__Trecho citado__.

----------

09 de abril de 2018
Saímos pela manhã de Ouarzazate para Zagora rumo ao sul do Marrocos, próximo à fronteira com Argélia e Saara Ocidental. Essa região fica no extremo sul do país e vive um conflito e indefinição política que cria problemas para o Marrocos.
No passado, essa ponta do extremo noroeste da África estava dividida em dois territórios: o Marrocos, que era um protetorado francês e o Saara Ocidental, um protetorado espanhol. O Marrocos se tornou independente da França no início dos anos 50 e no Saara Ocidental começou uma forte luta pela independência, comandada, sobretudo pelo grupo revolucionário, Frente Polisário. A Espanha desistiu do território e o Marrocos aproveitou a confusão e a desistência da Espanha pelo território e anexou o Saara Ocidental, mas até hoje várias tribos locais não reconhecem essa unificação. A ONU não reconhece a região do Saara Ocidental como sendo marroquina e sim como uma região ainda em disputa.
Os conflitos políticos continuam, muitos deles estimulados pela Argélia, que apoiando tribos rebeldes, sonha com um acesso ao Oceano Atlântico. Esse é o principal motivo de hostilidades entre ambos. A região é rica em pescados e possui grandes reservas de fosfato e petróleo.
Existe um cessar fogo vigente desde 1991 entre o Marrocos, as tribos rebeldes e grupos separatistas da Frente Polisário, mas em nosso caminho para o sul, deu para perceber o clima tenso e a excessiva militarização da região.

----------

__Questões de estudo__.
a: Reescreva a parte do relato da viagem ao sul do Marrocos que começa com "Os conflitos políticos" e termina com "fosfato e petróleo.", substituindo "fosfato" por "gás natural".
b: Escreva a continuação do relato da viagem ao sul do Marrocos a partir do ponto em que ele termina.

[Dados de análise do layout de documentos]

----------

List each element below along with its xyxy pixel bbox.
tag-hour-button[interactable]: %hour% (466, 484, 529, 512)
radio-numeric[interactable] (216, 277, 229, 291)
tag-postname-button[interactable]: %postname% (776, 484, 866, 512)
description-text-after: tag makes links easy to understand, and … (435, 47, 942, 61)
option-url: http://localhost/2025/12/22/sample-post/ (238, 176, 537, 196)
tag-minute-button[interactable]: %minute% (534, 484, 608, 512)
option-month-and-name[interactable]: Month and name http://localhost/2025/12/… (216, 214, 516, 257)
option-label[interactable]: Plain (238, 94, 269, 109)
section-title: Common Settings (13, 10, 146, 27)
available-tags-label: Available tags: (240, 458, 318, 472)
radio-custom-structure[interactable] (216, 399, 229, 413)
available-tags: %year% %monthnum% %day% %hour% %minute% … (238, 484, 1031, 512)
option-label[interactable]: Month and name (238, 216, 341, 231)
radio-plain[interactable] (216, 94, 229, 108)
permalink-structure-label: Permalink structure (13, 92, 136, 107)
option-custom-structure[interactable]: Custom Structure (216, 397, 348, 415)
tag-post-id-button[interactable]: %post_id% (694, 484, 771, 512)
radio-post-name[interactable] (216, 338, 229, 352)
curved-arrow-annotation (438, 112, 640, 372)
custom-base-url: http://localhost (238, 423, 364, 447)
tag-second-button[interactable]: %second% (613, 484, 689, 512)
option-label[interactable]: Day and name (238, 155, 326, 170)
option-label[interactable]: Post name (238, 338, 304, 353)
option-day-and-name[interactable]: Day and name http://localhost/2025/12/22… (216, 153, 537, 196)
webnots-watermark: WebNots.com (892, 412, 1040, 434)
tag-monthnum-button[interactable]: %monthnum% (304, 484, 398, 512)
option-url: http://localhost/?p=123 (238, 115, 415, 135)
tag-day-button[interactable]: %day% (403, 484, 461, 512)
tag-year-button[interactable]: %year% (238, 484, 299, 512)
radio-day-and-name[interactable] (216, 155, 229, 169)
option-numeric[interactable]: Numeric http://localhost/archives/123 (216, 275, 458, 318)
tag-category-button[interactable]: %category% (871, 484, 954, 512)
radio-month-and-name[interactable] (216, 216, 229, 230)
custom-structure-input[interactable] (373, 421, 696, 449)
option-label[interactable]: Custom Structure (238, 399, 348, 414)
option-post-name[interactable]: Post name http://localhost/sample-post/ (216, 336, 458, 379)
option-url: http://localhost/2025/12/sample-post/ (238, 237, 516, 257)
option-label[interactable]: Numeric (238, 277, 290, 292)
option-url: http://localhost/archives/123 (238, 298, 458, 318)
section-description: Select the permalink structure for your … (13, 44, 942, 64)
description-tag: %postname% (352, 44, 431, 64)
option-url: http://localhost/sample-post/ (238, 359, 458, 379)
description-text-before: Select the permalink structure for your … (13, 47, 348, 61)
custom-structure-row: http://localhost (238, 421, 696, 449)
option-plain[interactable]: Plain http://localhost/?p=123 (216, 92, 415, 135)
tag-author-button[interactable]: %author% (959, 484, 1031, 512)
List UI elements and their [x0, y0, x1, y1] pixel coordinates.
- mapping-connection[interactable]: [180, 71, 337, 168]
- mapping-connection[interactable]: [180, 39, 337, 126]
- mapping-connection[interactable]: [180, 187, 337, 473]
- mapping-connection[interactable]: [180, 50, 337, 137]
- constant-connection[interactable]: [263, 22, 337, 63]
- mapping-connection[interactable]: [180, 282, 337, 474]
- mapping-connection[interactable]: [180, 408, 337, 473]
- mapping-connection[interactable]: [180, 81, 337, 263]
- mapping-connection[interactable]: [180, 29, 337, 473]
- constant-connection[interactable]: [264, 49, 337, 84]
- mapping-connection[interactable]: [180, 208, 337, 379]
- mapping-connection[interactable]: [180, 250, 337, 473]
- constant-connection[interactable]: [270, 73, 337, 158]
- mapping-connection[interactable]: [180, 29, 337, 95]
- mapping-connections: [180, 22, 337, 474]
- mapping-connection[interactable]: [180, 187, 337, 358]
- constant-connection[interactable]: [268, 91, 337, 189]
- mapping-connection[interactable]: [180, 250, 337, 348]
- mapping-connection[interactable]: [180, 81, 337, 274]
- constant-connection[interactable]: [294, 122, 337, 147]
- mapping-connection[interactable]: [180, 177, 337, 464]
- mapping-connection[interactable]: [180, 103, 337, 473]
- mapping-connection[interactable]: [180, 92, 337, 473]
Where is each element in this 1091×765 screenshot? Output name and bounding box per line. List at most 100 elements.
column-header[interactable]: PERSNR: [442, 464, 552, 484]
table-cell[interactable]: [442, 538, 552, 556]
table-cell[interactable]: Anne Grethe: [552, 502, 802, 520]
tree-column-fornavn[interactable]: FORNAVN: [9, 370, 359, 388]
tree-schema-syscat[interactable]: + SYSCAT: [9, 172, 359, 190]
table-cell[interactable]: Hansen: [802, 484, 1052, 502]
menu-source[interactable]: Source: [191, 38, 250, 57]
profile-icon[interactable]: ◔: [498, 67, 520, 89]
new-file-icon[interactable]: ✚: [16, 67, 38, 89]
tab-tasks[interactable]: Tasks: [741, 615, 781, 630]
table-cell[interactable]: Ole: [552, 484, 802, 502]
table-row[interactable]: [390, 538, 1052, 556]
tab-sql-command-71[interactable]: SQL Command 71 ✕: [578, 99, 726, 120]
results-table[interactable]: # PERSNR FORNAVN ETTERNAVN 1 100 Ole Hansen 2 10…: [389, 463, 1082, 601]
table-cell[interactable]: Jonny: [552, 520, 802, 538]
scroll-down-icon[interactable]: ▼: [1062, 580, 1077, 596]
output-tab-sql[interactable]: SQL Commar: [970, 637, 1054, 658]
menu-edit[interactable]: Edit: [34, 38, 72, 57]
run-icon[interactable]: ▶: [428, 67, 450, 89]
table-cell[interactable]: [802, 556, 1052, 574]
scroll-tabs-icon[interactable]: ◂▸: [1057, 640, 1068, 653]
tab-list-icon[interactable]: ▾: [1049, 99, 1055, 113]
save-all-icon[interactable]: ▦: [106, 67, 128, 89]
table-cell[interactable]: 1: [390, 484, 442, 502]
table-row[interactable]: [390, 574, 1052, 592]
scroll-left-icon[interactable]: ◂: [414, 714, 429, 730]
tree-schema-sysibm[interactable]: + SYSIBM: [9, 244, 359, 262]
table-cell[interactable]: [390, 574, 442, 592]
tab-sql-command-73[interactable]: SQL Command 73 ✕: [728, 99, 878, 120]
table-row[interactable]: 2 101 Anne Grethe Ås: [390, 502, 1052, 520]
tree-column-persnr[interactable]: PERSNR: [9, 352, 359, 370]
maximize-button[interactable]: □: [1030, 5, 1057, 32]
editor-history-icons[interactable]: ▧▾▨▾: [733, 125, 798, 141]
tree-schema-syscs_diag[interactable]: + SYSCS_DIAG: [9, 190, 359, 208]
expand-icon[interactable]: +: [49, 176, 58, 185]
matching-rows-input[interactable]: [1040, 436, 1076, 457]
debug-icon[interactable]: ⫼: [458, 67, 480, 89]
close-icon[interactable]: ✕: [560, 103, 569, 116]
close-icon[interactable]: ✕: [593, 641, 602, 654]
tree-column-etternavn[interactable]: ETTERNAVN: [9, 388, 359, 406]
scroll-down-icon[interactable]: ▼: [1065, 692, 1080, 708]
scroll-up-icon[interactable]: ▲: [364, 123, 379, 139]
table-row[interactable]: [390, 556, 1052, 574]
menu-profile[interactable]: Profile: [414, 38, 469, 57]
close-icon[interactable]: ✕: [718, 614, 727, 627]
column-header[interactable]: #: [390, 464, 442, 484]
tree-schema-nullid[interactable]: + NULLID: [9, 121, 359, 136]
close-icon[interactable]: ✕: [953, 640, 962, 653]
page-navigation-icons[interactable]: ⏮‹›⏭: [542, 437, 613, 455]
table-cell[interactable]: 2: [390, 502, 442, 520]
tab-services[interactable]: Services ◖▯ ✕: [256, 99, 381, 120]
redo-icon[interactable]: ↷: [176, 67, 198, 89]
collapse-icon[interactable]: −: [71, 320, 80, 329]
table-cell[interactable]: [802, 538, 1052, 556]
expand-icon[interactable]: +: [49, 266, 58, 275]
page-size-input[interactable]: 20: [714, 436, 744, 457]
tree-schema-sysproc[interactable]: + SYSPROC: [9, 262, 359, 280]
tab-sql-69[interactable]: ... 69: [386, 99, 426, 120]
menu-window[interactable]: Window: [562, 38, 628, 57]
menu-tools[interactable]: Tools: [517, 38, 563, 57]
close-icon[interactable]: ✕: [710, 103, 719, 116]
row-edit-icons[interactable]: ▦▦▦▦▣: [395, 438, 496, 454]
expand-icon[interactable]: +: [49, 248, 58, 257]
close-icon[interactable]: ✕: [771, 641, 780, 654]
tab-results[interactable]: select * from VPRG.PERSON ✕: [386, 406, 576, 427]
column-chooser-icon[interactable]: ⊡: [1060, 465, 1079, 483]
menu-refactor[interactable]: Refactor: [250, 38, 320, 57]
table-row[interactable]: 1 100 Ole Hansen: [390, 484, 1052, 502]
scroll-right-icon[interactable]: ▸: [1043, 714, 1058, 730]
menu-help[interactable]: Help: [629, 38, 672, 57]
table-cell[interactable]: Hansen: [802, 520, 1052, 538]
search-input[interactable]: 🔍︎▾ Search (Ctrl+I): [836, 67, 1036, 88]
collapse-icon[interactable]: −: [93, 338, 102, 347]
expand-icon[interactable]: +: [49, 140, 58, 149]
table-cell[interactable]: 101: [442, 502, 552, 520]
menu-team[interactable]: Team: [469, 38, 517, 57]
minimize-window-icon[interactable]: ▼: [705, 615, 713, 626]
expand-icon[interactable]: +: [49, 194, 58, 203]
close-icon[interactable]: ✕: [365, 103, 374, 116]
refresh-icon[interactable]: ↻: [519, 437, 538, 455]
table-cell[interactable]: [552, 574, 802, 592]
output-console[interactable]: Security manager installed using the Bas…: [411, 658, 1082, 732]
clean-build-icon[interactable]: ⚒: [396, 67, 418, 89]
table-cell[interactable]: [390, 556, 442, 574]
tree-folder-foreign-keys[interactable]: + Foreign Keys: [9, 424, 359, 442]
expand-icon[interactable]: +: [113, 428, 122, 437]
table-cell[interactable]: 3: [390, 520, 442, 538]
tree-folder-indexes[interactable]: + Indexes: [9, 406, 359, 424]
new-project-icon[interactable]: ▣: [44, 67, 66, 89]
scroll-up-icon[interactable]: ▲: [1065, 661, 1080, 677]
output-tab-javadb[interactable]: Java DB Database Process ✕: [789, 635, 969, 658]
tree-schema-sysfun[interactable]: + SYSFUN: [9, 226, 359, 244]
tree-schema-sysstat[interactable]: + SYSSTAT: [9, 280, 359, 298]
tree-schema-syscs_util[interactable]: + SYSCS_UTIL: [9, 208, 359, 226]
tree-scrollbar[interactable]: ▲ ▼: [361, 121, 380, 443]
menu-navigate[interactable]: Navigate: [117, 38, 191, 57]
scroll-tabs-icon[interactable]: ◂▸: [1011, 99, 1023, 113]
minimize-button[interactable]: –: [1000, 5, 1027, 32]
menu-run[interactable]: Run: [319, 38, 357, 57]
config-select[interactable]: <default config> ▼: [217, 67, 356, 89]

----------

__Respostas por item__.
a:
Os conflitos políticos continuam, muitos deles estimulados pela Argélia, que apoiando tribos rebeldes, sonha com um acesso ao Oceano Atlântico. Esse é o principal motivo de hostilidades entre ambos. A região é rica em pescados e possui grandes reservas de gás natural e petróleo.

b:
Seguimos em direção ao Vale do Rio Draa, um rio estreito, que nasce na região do Alto Atlas e corre para desaparecer no Deserto do Saara, como muitos outros do país.
Fizemos uma primeira parada num mirante sobre o Oásis de Draa. O Rio Draa desaparece em alguns trechos sob a areia do deserto e reaparece mais adiante, formando imensos palmeirais cheios de tamareiras.
Essa região do Oásis de Draa foi um dos principais centros de convergência das caravanas que atravessavam o Deserto do Saara para comercializar com os países do norte da África, na região subsaariana.
Do Vale do Draa até a cidade de Tumbuctu, hoje na República do Mali, as caravanas com milhares de camelos levavam 52 dias pela imensidão do deserto, trocando sal por ouro e outros produtos. Esse comércio fez do Marrocos um importante entreposto entre a África e a Europa.
Deixamos o Vale do Draa para trás e seguimos através da região do Anti Atlas até a localidade de M’Hamid que fica a 40 km da tensa fronteira com a Argélia.